● **WHAT TO WORK ON**
Print every entry, word for word, and skip the images.

● **DATA TO USE**
--- Start ---

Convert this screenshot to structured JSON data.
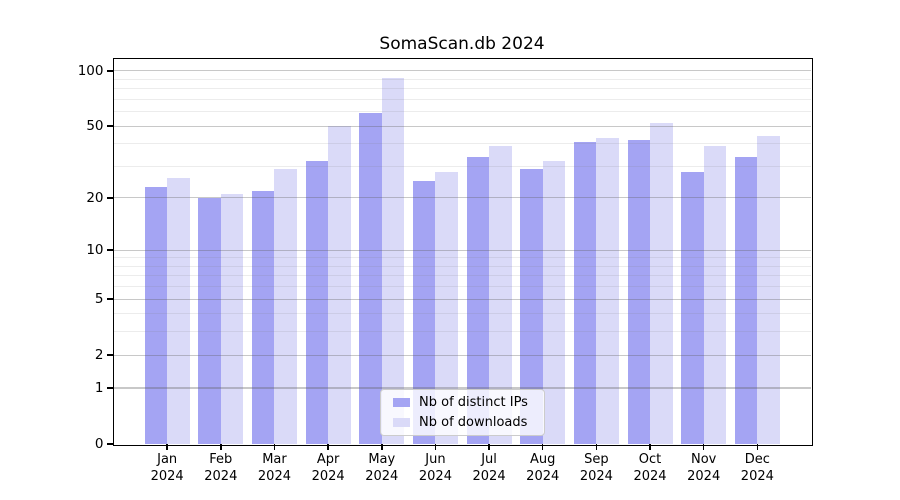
{
  "title": "SomaScan.db 2024",
  "chart_data": {
    "type": "bar",
    "title": "SomaScan.db 2024",
    "categories": [
      "Jan",
      "Feb",
      "Mar",
      "Apr",
      "May",
      "Jun",
      "Jul",
      "Aug",
      "Sep",
      "Oct",
      "Nov",
      "Dec"
    ],
    "category_year": "2024",
    "series": [
      {
        "name": "Nb of distinct IPs",
        "color": "#a4a4f3",
        "values": [
          23,
          20,
          22,
          32,
          59,
          25,
          34,
          29,
          41,
          42,
          28,
          34
        ]
      },
      {
        "name": "Nb of downloads",
        "color": "#dadaf8",
        "values": [
          26,
          21,
          29,
          50,
          91,
          28,
          39,
          32,
          43,
          52,
          39,
          44
        ]
      }
    ],
    "xlabel": "",
    "ylabel": "",
    "yscale": "log1p",
    "ylim": [
      0,
      116
    ],
    "y_major_ticks": [
      0,
      1,
      2,
      5,
      10,
      20,
      50,
      100
    ],
    "y_minor_ticks": [
      3,
      4,
      6,
      7,
      8,
      9,
      30,
      40,
      60,
      70,
      80,
      90
    ],
    "grid": true,
    "legend_position": "lower center"
  },
  "colors": {
    "background": "#ffffff",
    "spine": "#000000",
    "grid_major": "#c7c7c7",
    "grid_minor": "#ececec",
    "text": "#000000",
    "legend_border": "#cccccc"
  }
}
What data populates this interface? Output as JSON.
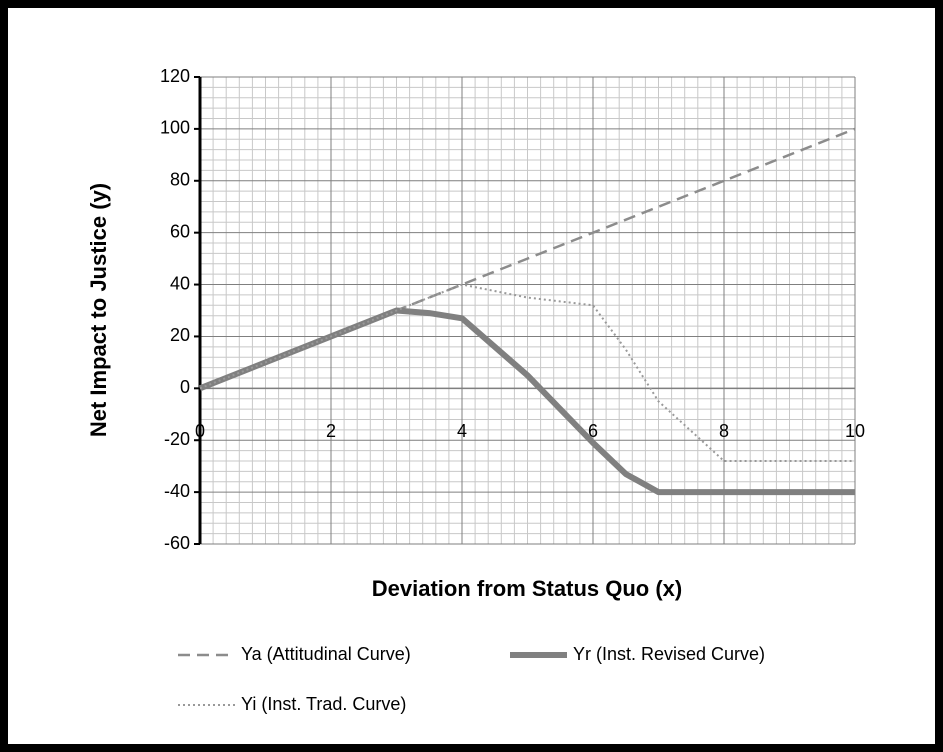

--- End ---

● **OUTPUT FOR THIS TASK**
Convert this screenshot to structured JSON data.
{
  "title": "SomaScan.db 2024",
  "chart_data": {
    "type": "bar",
    "title": "SomaScan.db 2024",
    "categories": [
      "Jan",
      "Feb",
      "Mar",
      "Apr",
      "May",
      "Jun",
      "Jul",
      "Aug",
      "Sep",
      "Oct",
      "Nov",
      "Dec"
    ],
    "category_year": "2024",
    "series": [
      {
        "name": "Nb of distinct IPs",
        "color": "#a4a4f3",
        "values": [
          23,
          20,
          22,
          32,
          59,
          25,
          34,
          29,
          41,
          42,
          28,
          34
        ]
      },
      {
        "name": "Nb of downloads",
        "color": "#dadaf8",
        "values": [
          26,
          21,
          29,
          50,
          91,
          28,
          39,
          32,
          43,
          52,
          39,
          44
        ]
      }
    ],
    "xlabel": "",
    "ylabel": "",
    "yscale": "log1p",
    "ylim": [
      0,
      116
    ],
    "y_major_ticks": [
      0,
      1,
      2,
      5,
      10,
      20,
      50,
      100
    ],
    "y_minor_ticks": [
      3,
      4,
      6,
      7,
      8,
      9,
      30,
      40,
      60,
      70,
      80,
      90
    ],
    "grid": true,
    "legend_position": "lower center"
  },
  "colors": {
    "background": "#ffffff",
    "spine": "#000000",
    "grid_major": "#c7c7c7",
    "grid_minor": "#ececec",
    "text": "#000000",
    "legend_border": "#cccccc"
  }
}
What data populates this interface? Output as JSON.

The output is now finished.